- [PROBLEM REQUIREMENTS]:
Give the number of lines in the records below that include "ULTIMATE", and nothing more.

## START

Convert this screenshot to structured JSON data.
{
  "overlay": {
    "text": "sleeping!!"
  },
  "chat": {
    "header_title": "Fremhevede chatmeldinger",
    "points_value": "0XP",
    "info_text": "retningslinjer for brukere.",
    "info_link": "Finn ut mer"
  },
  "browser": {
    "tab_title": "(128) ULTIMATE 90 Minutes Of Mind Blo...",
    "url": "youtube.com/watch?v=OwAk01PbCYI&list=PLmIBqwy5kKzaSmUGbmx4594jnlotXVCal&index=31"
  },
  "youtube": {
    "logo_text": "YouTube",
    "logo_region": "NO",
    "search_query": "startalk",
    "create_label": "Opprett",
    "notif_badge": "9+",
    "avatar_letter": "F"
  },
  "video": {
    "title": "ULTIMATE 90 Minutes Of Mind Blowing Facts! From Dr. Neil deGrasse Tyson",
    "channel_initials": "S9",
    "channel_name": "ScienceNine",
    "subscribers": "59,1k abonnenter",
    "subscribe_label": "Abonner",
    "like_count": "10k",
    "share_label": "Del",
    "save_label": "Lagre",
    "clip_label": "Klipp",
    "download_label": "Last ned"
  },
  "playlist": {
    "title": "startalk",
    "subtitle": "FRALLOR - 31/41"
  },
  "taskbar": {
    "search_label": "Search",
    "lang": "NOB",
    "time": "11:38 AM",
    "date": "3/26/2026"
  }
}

## END

- [ANSWER IN FULL]:
2